*Your goal*
Please rewrite the material between the lines holding "model-select-value: DeepSeek V4" and "model-select[interactable]: DeepSeek V4", inclusive, swapping "sparkle-icon" for "star-icon" and leaving everything else unchanged.

···

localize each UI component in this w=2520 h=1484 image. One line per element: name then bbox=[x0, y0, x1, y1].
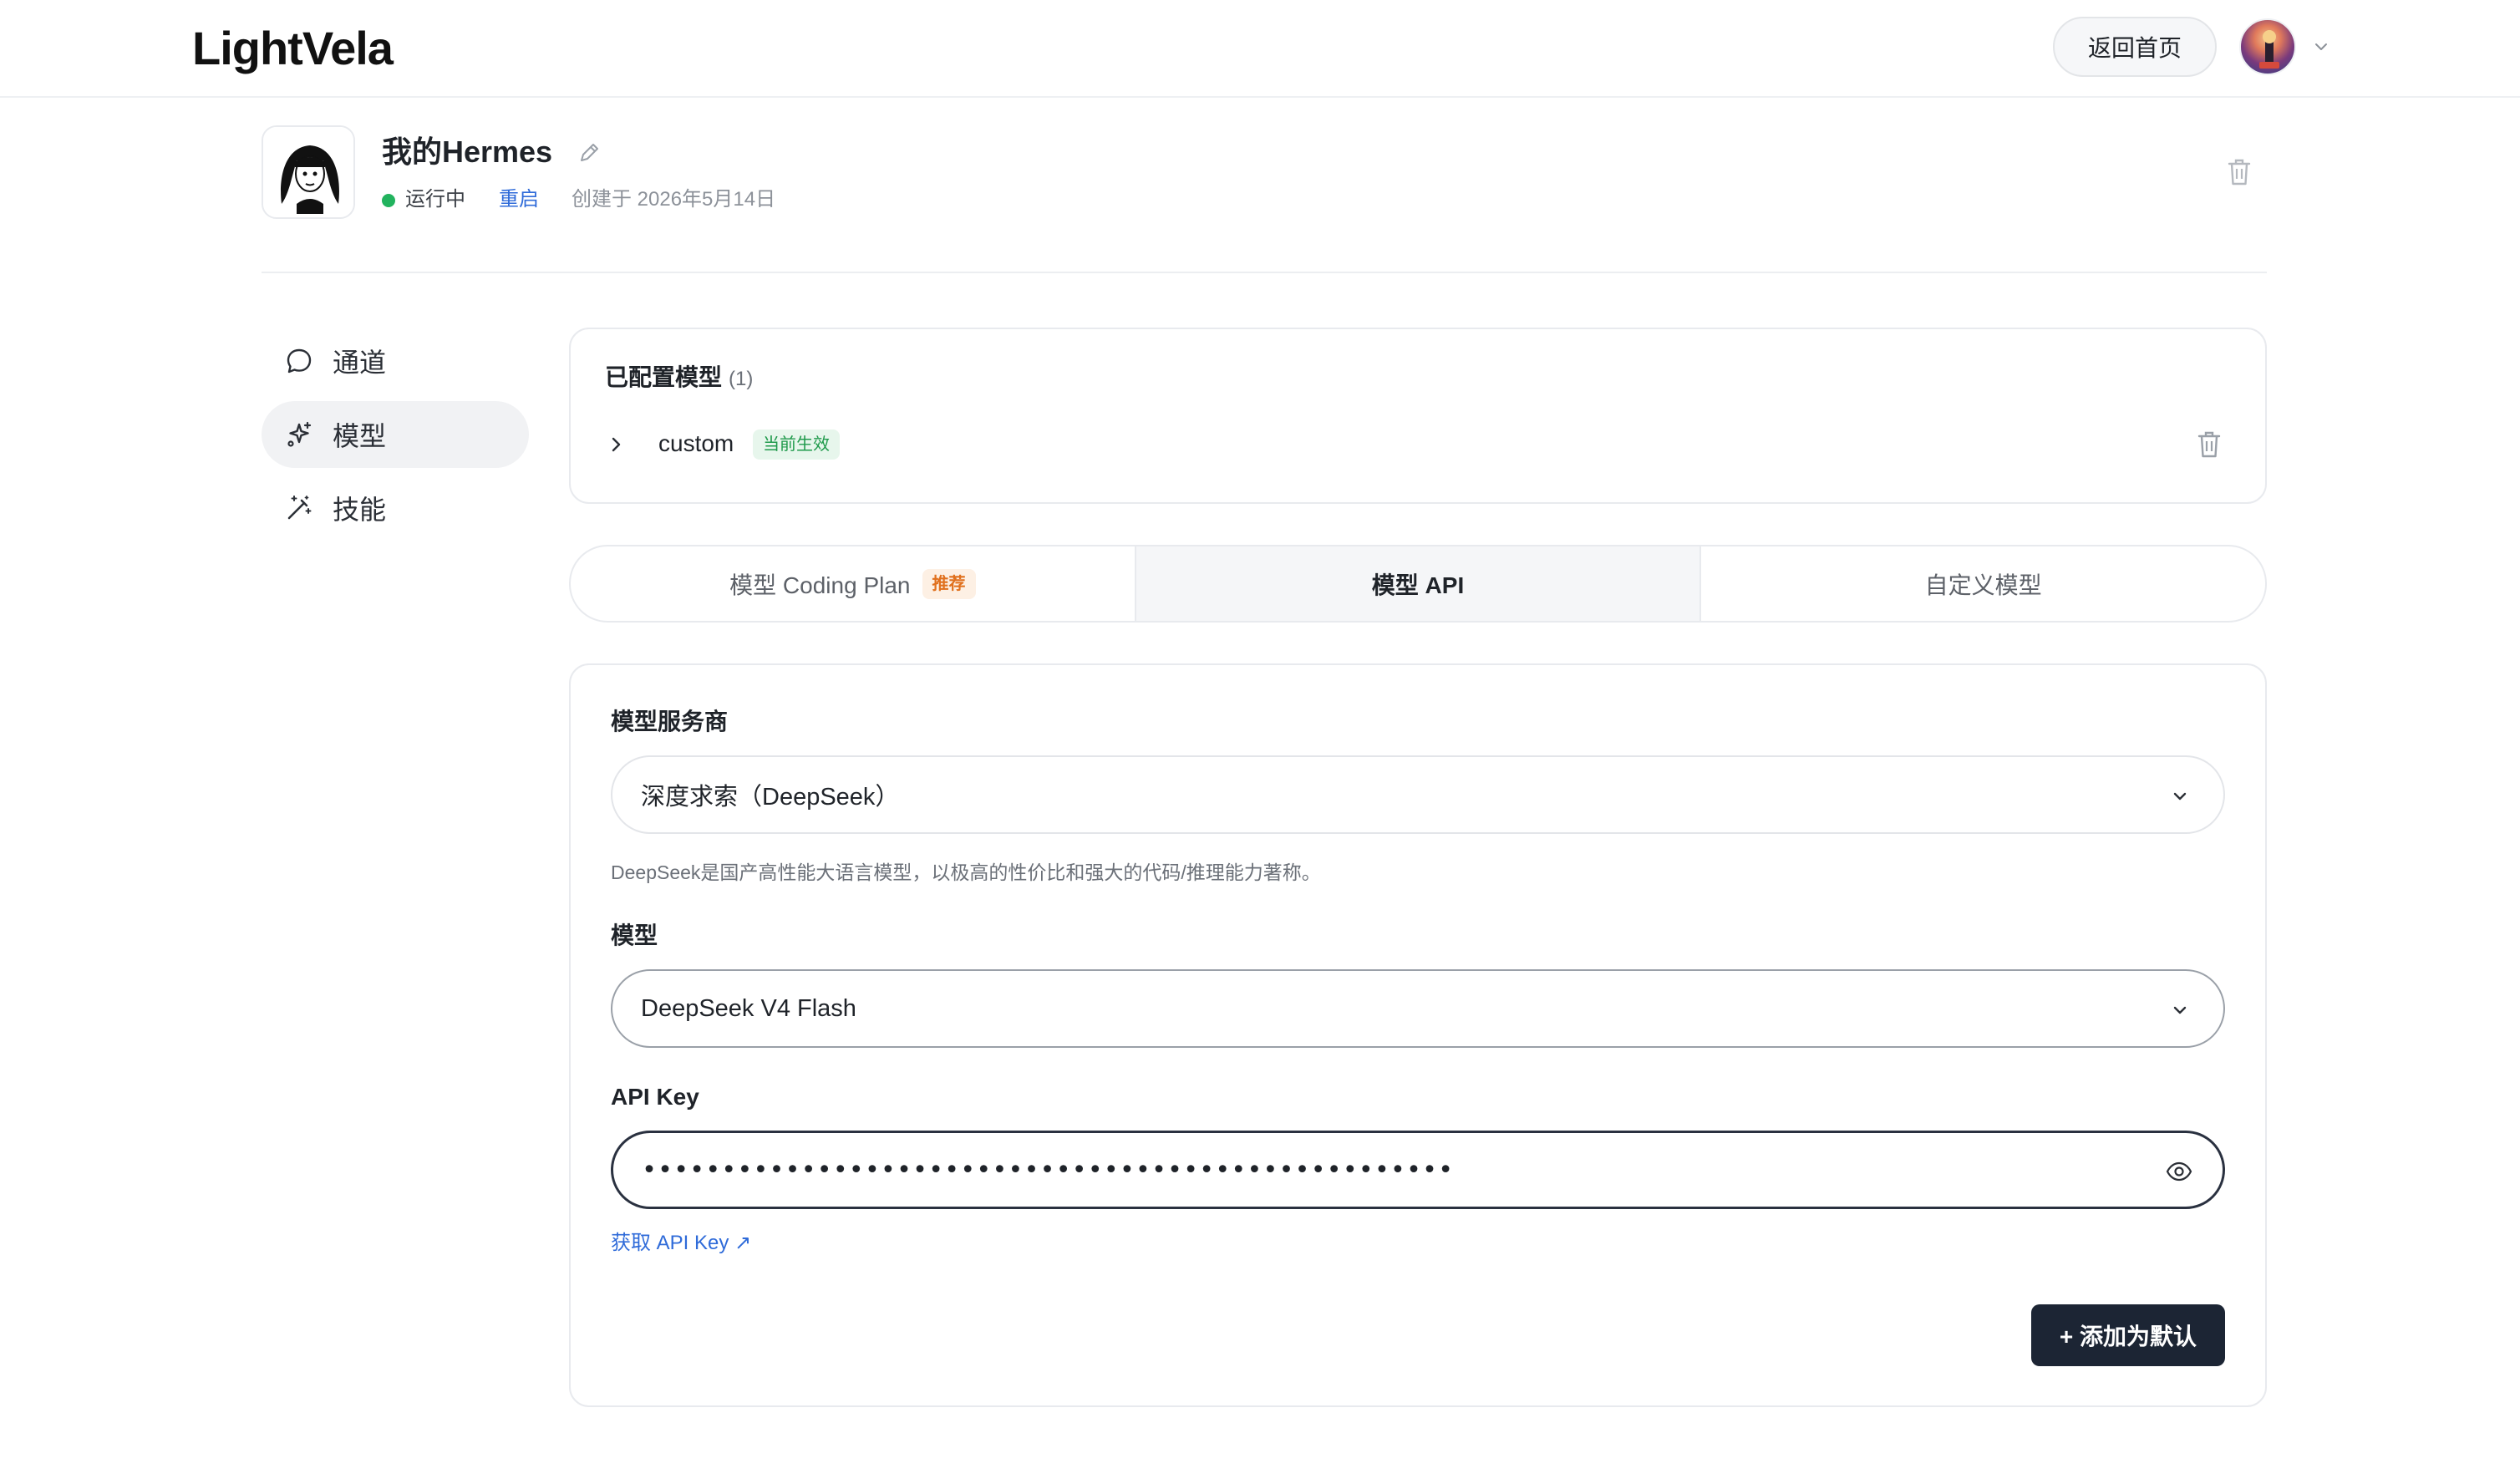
model-select-value: DeepSeek V4 Flash bbox=[641, 994, 856, 1022]
app-logo[interactable]: LightVela bbox=[192, 22, 394, 75]
configured-models-title: 已配置模型 (1) bbox=[605, 363, 753, 394]
sparkle-icon bbox=[287, 421, 312, 447]
model-select[interactable]: DeepSeek V4 Flash bbox=[611, 969, 2225, 1048]
configured-title-text: 已配置模型 bbox=[605, 364, 723, 390]
tab-label: 模型 API bbox=[1371, 572, 1465, 598]
configured-models-card: 已配置模型 (1) custom 当前生效 bbox=[569, 328, 2267, 504]
nav-item-channels[interactable]: 通道 bbox=[262, 328, 529, 394]
status-text: 运行中 bbox=[405, 188, 465, 211]
delete-model-trash-icon[interactable] bbox=[2196, 429, 2223, 460]
delete-instance-trash-icon[interactable] bbox=[2226, 157, 2253, 187]
nav-item-models[interactable]: 模型 bbox=[262, 401, 529, 468]
tab-custom-model[interactable]: 自定义模型 bbox=[1701, 546, 2265, 621]
api-key-label: API Key bbox=[611, 1084, 699, 1110]
back-home-button[interactable]: 返回首页 bbox=[2053, 17, 2217, 77]
configured-count: (1) bbox=[729, 368, 754, 390]
recommended-badge: 推荐 bbox=[922, 568, 976, 599]
provider-description: DeepSeek是国产高性能大语言模型，以极高的性价比和强大的代码/推理能力著称… bbox=[611, 861, 1321, 883]
tab-label: 自定义模型 bbox=[1924, 572, 2042, 598]
status-indicator bbox=[382, 194, 395, 207]
magic-wand-icon bbox=[287, 496, 312, 520]
top-bar: LightVela 返回首页 bbox=[0, 0, 2520, 98]
get-api-key-link[interactable]: 获取 API Key ↗ bbox=[611, 1230, 751, 1257]
instance-name: 我的Hermes bbox=[382, 135, 553, 169]
active-status-badge: 当前生效 bbox=[753, 429, 840, 460]
provider-label: 模型服务商 bbox=[611, 709, 729, 734]
provider-select[interactable]: 深度求索（DeepSeek） bbox=[611, 755, 2225, 834]
nav-item-label: 技能 bbox=[333, 495, 387, 525]
api-key-field[interactable] bbox=[611, 1131, 2225, 1209]
provider-select-value: 深度求索（DeepSeek） bbox=[641, 784, 900, 811]
instance-avatar bbox=[262, 125, 355, 219]
chevron-down-icon[interactable] bbox=[2311, 37, 2331, 57]
eye-icon[interactable] bbox=[2166, 1160, 2192, 1183]
user-avatar[interactable] bbox=[2239, 18, 2296, 75]
chevron-down-icon bbox=[2173, 1006, 2187, 1014]
pencil-icon[interactable] bbox=[577, 140, 602, 165]
chevron-right-icon[interactable] bbox=[604, 433, 627, 456]
nav-item-label: 通道 bbox=[333, 348, 387, 378]
model-source-tabs: 模型 Coding Plan 推荐 模型 API 自定义模型 bbox=[569, 545, 2267, 623]
model-label: 模型 bbox=[611, 922, 658, 948]
tab-label: 模型 Coding Plan bbox=[729, 572, 911, 598]
nav-item-skills[interactable]: 技能 bbox=[262, 475, 529, 541]
restart-link[interactable]: 重启 bbox=[499, 186, 539, 213]
tab-coding-plan[interactable]: 模型 Coding Plan 推荐 bbox=[571, 546, 1136, 621]
header-divider bbox=[262, 272, 2267, 273]
chat-bubble-icon bbox=[287, 348, 312, 374]
avatar-illustration-icon bbox=[2259, 30, 2279, 69]
created-date: 创建于 2026年5月14日 bbox=[572, 188, 776, 211]
add-as-default-button[interactable]: + 添加为默认 bbox=[2031, 1304, 2225, 1366]
instance-portrait-icon bbox=[263, 127, 353, 217]
api-key-input[interactable] bbox=[642, 1145, 2146, 1195]
model-api-form-card: 模型服务商 深度求索（DeepSeek） DeepSeek是国产高性能大语言模型… bbox=[569, 663, 2267, 1407]
chevron-down-icon bbox=[2173, 792, 2187, 800]
nav-item-label: 模型 bbox=[333, 421, 387, 451]
tab-model-api[interactable]: 模型 API bbox=[1136, 546, 1702, 621]
configured-model-name[interactable]: custom bbox=[658, 429, 734, 459]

···

*Full solution*
model-select-value: DeepSeek V4 Flash bbox=[641, 994, 856, 1022]
app-logo[interactable]: LightVela bbox=[192, 22, 394, 75]
configured-models-title: 已配置模型 (1) bbox=[605, 363, 753, 394]
star-icon bbox=[287, 421, 312, 447]
model-select[interactable]: DeepSeek V4 Flash bbox=[611, 969, 2225, 1048]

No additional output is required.